- [SET TASK]
Determine how many lines in these records hold "части". Only the number is wanted.

========

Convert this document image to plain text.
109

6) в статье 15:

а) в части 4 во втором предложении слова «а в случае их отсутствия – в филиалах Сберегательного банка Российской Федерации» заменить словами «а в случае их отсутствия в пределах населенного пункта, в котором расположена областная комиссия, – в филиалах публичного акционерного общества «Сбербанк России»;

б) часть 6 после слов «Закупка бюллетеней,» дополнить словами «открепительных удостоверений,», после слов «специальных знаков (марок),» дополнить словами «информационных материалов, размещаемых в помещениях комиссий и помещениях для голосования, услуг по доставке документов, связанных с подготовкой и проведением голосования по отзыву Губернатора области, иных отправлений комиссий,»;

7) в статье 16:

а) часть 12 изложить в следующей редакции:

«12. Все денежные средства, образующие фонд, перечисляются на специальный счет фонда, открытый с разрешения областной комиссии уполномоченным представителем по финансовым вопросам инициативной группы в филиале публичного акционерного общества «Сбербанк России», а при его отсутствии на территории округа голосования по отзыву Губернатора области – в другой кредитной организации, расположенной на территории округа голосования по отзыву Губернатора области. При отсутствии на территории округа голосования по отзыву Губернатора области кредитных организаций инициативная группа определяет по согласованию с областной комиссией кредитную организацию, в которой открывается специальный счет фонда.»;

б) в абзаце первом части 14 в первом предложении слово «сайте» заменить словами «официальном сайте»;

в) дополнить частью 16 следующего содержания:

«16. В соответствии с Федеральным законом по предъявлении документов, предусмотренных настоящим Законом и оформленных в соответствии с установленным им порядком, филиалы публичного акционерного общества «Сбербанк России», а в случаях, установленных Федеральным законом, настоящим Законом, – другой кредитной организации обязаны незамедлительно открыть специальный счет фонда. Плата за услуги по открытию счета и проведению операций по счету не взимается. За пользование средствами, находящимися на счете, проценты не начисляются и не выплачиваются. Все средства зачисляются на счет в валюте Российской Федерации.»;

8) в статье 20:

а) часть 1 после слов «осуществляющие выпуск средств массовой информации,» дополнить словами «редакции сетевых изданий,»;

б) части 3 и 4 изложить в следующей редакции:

========

- [REPLY TO THE TASK]
3